►
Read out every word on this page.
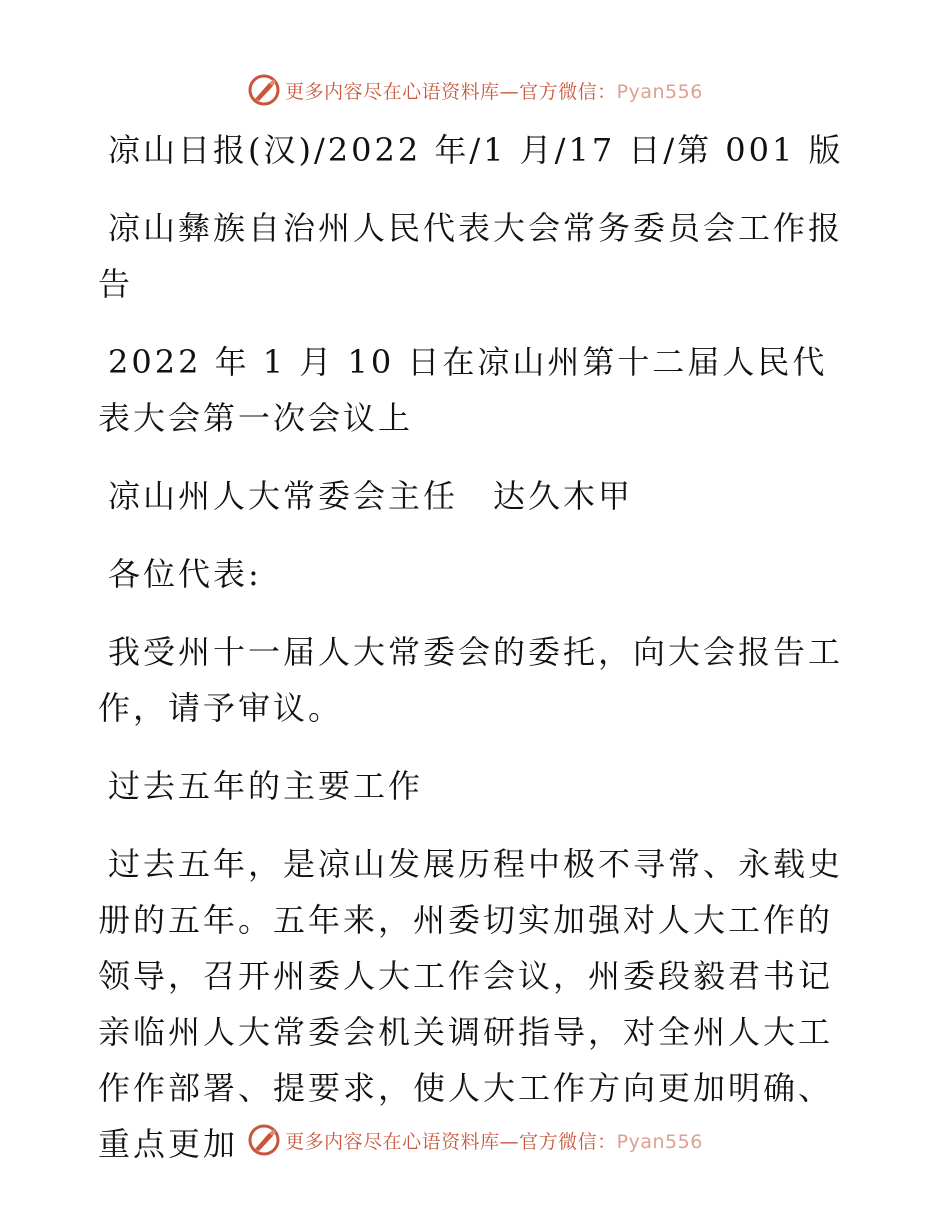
更多内容尽在心语资料库—官方微信：Pyan556

凉山日报(汉)/2022 年/1 月/17 日/第 001 版

凉山彝族自治州人民代表大会常务委员会工作报告

2022 年 1 月 10 日在凉山州第十二届人民代表大会第一次会议上

凉山州人大常委会主任　达久木甲

各位代表:

我受州十一届人大常委会的委托，向大会报告工作，请予审议。

过去五年的主要工作

过去五年，是凉山发展历程中极不寻常、永载史册的五年。五年来，州委切实加强对人大工作的领导，召开州委人大工作会议，州委段毅君书记亲临州人大常委会机关调研指导，对全州人大工作作部署、提要求，使人大工作方向更加明确、重点更加	更多内容尽在心语资料库—官方微信：Pyan556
◄
GIVEN PROBLEM:
Within the listing above, find every line containing the string "官方微信" and return it.

TASK RESULT:
更多内容尽在心语资料库—官方微信：Pyan556
过去五年，是凉山发展历程中极不寻常、永载史册的五年。五年来，州委切实加强对人大工作的领导，召开州委人大工作会议，州委段毅君书记亲临州人大常委会机关调研指导，对全州人大工作作部署、提要求，使人大工作方向更加明确、重点更加	更多内容尽在心语资料库—官方微信：Pyan556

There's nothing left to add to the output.